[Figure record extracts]
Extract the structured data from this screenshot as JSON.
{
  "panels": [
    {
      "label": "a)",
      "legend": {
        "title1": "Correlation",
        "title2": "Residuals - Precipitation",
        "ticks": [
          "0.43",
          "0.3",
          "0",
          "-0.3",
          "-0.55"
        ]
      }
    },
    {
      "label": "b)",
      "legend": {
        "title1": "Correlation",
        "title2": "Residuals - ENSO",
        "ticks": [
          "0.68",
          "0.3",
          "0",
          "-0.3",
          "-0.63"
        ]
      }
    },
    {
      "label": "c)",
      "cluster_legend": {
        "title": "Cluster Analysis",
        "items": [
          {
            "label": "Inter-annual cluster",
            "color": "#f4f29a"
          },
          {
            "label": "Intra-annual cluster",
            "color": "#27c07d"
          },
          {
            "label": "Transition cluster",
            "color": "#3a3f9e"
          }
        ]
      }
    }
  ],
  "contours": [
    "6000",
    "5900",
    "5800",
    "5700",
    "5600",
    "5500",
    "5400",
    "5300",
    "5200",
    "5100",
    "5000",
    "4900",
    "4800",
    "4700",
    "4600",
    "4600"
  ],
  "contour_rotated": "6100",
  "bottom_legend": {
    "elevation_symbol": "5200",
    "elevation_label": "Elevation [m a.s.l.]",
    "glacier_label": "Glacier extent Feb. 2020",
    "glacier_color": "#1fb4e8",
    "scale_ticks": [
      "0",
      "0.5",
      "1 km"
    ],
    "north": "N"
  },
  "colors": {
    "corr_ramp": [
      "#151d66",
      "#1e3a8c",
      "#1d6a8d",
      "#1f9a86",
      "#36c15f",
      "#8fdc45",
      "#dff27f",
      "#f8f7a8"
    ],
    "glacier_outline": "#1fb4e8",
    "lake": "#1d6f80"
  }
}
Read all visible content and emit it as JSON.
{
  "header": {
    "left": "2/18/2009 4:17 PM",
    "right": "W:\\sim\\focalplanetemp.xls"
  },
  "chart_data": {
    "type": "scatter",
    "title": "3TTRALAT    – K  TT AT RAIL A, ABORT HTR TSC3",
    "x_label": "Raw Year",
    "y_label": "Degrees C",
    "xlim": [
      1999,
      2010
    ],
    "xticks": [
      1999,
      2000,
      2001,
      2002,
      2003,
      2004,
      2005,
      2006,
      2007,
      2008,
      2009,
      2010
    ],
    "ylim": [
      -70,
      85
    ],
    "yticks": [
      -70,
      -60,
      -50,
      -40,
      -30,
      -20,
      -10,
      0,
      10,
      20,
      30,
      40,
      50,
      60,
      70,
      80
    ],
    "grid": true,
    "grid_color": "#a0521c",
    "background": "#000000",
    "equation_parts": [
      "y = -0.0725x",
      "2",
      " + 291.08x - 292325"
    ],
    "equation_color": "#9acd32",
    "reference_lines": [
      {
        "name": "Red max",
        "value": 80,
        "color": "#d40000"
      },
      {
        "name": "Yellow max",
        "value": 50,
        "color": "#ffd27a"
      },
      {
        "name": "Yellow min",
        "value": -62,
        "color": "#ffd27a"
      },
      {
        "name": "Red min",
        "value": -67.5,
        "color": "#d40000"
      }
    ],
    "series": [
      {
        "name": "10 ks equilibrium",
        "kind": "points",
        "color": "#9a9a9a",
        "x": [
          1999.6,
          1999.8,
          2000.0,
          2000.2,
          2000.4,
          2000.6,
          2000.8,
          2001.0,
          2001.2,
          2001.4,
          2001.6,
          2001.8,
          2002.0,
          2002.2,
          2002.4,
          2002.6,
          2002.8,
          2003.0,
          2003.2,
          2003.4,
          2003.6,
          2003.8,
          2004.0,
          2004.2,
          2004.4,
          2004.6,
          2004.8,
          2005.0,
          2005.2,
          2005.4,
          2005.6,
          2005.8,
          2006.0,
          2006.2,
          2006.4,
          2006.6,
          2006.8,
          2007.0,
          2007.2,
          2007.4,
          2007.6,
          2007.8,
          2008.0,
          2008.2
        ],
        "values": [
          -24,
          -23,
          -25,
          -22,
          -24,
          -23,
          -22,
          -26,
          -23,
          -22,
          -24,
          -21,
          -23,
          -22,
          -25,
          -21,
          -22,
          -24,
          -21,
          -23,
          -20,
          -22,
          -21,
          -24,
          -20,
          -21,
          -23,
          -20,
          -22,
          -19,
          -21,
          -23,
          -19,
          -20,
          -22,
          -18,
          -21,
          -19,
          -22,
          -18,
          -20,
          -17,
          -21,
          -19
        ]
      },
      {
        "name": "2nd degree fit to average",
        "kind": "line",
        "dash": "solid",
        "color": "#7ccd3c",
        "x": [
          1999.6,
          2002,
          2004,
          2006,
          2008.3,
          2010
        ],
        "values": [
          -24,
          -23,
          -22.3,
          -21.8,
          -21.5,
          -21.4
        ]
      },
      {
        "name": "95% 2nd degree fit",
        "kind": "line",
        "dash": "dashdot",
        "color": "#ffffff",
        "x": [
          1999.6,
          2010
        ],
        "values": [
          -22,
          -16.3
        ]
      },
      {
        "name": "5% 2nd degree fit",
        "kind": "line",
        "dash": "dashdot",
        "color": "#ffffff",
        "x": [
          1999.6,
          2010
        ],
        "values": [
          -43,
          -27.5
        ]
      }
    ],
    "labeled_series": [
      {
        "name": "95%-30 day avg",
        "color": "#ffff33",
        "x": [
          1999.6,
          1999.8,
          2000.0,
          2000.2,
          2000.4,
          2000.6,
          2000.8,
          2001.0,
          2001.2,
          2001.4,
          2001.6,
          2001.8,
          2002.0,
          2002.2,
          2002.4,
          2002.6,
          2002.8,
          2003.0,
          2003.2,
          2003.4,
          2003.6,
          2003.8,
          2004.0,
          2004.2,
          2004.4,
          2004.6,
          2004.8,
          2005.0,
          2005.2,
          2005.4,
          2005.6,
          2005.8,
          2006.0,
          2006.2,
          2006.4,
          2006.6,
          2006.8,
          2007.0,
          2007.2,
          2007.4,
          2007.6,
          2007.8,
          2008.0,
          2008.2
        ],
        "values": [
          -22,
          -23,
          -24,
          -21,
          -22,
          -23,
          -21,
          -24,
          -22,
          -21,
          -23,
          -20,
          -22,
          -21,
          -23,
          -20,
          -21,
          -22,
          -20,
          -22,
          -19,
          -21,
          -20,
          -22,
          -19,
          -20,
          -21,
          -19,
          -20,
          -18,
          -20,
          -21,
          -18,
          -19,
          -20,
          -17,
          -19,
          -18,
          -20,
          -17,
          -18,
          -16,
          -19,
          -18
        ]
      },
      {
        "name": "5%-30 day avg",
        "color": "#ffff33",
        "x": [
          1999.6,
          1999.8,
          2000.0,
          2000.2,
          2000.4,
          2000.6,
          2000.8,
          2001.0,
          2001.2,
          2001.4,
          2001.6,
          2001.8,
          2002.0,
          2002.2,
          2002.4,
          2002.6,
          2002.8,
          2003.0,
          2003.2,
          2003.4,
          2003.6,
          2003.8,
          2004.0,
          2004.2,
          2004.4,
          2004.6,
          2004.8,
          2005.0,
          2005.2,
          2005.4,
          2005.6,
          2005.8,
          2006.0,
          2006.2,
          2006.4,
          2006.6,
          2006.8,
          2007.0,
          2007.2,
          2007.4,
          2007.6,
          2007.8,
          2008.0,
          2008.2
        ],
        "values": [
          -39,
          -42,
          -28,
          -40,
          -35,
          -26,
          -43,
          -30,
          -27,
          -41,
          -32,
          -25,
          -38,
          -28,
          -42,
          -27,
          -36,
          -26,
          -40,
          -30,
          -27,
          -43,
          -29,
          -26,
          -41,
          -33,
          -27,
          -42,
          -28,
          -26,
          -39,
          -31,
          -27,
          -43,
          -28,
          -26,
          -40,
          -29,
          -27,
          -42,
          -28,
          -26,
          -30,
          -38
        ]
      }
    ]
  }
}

Written exercise: State how many lines of the data include the word "name", with nothing else.

Solution below: 10